* **PROBLEM DETAILS**: Go through the listing and copy every line word for word.

· · · · ·

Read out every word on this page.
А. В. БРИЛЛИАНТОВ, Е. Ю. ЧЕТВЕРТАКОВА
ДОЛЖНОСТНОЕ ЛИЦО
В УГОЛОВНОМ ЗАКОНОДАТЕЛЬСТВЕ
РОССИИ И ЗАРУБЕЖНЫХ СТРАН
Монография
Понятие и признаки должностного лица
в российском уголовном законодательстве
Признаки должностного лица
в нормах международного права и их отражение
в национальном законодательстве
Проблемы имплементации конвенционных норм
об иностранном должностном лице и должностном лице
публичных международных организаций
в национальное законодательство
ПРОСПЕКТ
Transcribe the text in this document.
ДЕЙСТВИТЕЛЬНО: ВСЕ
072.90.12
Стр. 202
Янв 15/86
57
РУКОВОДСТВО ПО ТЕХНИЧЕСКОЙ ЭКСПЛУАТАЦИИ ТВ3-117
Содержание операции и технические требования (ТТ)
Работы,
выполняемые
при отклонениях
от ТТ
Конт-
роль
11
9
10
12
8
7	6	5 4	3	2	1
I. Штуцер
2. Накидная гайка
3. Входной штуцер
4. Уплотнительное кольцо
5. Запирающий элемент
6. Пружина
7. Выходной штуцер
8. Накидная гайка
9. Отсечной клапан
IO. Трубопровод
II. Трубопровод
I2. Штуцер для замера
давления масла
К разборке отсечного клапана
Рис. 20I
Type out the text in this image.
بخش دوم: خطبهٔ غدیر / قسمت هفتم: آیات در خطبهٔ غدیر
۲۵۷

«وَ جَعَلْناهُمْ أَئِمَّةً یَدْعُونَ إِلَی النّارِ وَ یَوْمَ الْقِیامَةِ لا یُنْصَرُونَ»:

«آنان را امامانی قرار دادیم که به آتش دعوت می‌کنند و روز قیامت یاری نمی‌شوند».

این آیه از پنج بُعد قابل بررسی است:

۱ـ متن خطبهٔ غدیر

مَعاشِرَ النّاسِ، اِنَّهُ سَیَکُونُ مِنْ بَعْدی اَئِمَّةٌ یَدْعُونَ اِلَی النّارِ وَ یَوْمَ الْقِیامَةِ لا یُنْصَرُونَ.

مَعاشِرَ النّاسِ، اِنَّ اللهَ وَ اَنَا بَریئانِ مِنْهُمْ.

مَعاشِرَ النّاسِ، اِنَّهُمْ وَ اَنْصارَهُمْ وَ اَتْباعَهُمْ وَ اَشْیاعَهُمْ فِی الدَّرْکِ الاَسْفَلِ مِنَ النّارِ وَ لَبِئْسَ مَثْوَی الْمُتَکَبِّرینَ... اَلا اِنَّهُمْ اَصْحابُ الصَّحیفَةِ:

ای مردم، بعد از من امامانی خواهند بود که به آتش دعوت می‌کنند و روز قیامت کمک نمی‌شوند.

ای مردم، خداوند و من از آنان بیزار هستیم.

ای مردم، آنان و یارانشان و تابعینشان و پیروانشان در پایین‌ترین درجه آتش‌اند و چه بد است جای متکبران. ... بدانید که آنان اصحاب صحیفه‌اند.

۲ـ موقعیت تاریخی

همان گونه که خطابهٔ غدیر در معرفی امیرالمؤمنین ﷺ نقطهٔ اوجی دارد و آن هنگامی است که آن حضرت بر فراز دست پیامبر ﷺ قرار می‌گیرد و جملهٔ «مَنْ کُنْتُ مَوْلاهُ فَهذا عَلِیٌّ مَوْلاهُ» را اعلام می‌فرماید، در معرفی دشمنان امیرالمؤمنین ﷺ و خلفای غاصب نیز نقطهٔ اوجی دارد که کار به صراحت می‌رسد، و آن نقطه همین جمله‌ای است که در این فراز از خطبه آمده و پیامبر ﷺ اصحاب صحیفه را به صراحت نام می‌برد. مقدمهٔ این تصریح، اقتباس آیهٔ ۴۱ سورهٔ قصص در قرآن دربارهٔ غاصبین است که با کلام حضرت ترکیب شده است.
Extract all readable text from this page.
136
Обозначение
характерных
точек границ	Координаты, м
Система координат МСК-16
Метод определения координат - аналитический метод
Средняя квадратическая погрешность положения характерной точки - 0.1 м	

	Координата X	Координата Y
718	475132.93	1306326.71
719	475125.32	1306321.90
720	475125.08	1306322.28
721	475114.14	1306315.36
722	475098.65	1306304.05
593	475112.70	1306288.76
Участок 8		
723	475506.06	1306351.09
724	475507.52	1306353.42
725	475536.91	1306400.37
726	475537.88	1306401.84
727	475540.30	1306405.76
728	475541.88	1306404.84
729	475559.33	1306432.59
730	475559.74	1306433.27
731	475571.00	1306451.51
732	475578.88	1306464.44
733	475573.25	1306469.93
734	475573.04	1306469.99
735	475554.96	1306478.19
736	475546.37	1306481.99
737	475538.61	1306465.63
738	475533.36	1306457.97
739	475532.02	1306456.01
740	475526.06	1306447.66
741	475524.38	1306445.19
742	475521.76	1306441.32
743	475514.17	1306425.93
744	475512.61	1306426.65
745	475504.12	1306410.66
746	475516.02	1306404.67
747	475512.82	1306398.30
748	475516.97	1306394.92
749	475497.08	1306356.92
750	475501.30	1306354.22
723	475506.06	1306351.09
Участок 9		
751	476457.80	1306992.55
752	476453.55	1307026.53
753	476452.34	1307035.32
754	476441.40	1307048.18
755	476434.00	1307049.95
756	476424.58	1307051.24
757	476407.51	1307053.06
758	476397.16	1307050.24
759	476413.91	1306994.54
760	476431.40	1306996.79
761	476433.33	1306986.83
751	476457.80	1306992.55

· · · · ·

* **TASK SOLUTION**:
Read out every word on this page.
А. В. БРИЛЛИАНТОВ, Е. Ю. ЧЕТВЕРТАКОВА
ДОЛЖНОСТНОЕ ЛИЦО
В УГОЛОВНОМ ЗАКОНОДАТЕЛЬСТВЕ
РОССИИ И ЗАРУБЕЖНЫХ СТРАН
Монография
Понятие и признаки должностного лица
в российском уголовном законодательстве
Признаки должностного лица
в нормах международного права и их отражение
в национальном законодательстве
Проблемы имплементации конвенционных норм
об иностранном должностном лице и должностном лице
публичных международных организаций
в национальное законодательство
ПРОСПЕКТ
Transcribe the text in this document.
ДЕЙСТВИТЕЛЬНО: ВСЕ
072.90.12
Стр. 202
Янв 15/86
57
РУКОВОДСТВО ПО ТЕХНИЧЕСКОЙ ЭКСПЛУАТАЦИИ ТВ3-117
Содержание операции и технические требования (ТТ)
Работы,
выполняемые
при отклонениях
от ТТ
Конт-
роль
11
9
10
12
8
7	6	5 4	3	2	1
I. Штуцер
2. Накидная гайка
3. Входной штуцер
4. Уплотнительное кольцо
5. Запирающий элемент
6. Пружина
7. Выходной штуцер
8. Накидная гайка
9. Отсечной клапан
IO. Трубопровод
II. Трубопровод
I2. Штуцер для замера
давления масла
К разборке отсечного клапана
Рис. 20I
Type out the text in this image.
بخش دوم: خطبهٔ غدیر / قسمت هفتم: آیات در خطبهٔ غدیر
۲۵۷

«وَ جَعَلْناهُمْ أَئِمَّةً یَدْعُونَ إِلَی النّارِ وَ یَوْمَ الْقِیامَةِ لا یُنْصَرُونَ»:

«آنان را امامانی قرار دادیم که به آتش دعوت می‌کنند و روز قیامت یاری نمی‌شوند».

این آیه از پنج بُعد قابل بررسی است:

۱ـ متن خطبهٔ غدیر

مَعاشِرَ النّاسِ، اِنَّهُ سَیَکُونُ مِنْ بَعْدی اَئِمَّةٌ یَدْعُونَ اِلَی النّارِ وَ یَوْمَ الْقِیامَةِ لا یُنْصَرُونَ.

مَعاشِرَ النّاسِ، اِنَّ اللهَ وَ اَنَا بَریئانِ مِنْهُمْ.

مَعاشِرَ النّاسِ، اِنَّهُمْ وَ اَنْصارَهُمْ وَ اَتْباعَهُمْ وَ اَشْیاعَهُمْ فِی الدَّرْکِ الاَسْفَلِ مِنَ النّارِ وَ لَبِئْسَ مَثْوَی الْمُتَکَبِّرینَ... اَلا اِنَّهُمْ اَصْحابُ الصَّحیفَةِ:

ای مردم، بعد از من امامانی خواهند بود که به آتش دعوت می‌کنند و روز قیامت کمک نمی‌شوند.

ای مردم، خداوند و من از آنان بیزار هستیم.

ای مردم، آنان و یارانشان و تابعینشان و پیروانشان در پایین‌ترین درجه آتش‌اند و چه بد است جای متکبران. ... بدانید که آنان اصحاب صحیفه‌اند.

۲ـ موقعیت تاریخی

همان گونه که خطابهٔ غدیر در معرفی امیرالمؤمنین ﷺ نقطهٔ اوجی دارد و آن هنگامی است که آن حضرت بر فراز دست پیامبر ﷺ قرار می‌گیرد و جملهٔ «مَنْ کُنْتُ مَوْلاهُ فَهذا عَلِیٌّ مَوْلاهُ» را اعلام می‌فرماید، در معرفی دشمنان امیرالمؤمنین ﷺ و خلفای غاصب نیز نقطهٔ اوجی دارد که کار به صراحت می‌رسد، و آن نقطه همین جمله‌ای است که در این فراز از خطبه آمده و پیامبر ﷺ اصحاب صحیفه را به صراحت نام می‌برد. مقدمهٔ این تصریح، اقتباس آیهٔ ۴۱ سورهٔ قصص در قرآن دربارهٔ غاصبین است که با کلام حضرت ترکیب شده است.
Extract all readable text from this page.
136
Обозначение
характерных
точек границ	Координаты, м
Система координат МСК-16
Метод определения координат - аналитический метод
Средняя квадратическая погрешность положения характерной точки - 0.1 м	

	Координата X	Координата Y
718	475132.93	1306326.71
719	475125.32	1306321.90
720	475125.08	1306322.28
721	475114.14	1306315.36
722	475098.65	1306304.05
593	475112.70	1306288.76
Участок 8		
723	475506.06	1306351.09
724	475507.52	1306353.42
725	475536.91	1306400.37
726	475537.88	1306401.84
727	475540.30	1306405.76
728	475541.88	1306404.84
729	475559.33	1306432.59
730	475559.74	1306433.27
731	475571.00	1306451.51
732	475578.88	1306464.44
733	475573.25	1306469.93
734	475573.04	1306469.99
735	475554.96	1306478.19
736	475546.37	1306481.99
737	475538.61	1306465.63
738	475533.36	1306457.97
739	475532.02	1306456.01
740	475526.06	1306447.66
741	475524.38	1306445.19
742	475521.76	1306441.32
743	475514.17	1306425.93
744	475512.61	1306426.65
745	475504.12	1306410.66
746	475516.02	1306404.67
747	475512.82	1306398.30
748	475516.97	1306394.92
749	475497.08	1306356.92
750	475501.30	1306354.22
723	475506.06	1306351.09
Участок 9		
751	476457.80	1306992.55
752	476453.55	1307026.53
753	476452.34	1307035.32
754	476441.40	1307048.18
755	476434.00	1307049.95
756	476424.58	1307051.24
757	476407.51	1307053.06
758	476397.16	1307050.24
759	476413.91	1306994.54
760	476431.40	1306996.79
761	476433.33	1306986.83
751	476457.80	1306992.55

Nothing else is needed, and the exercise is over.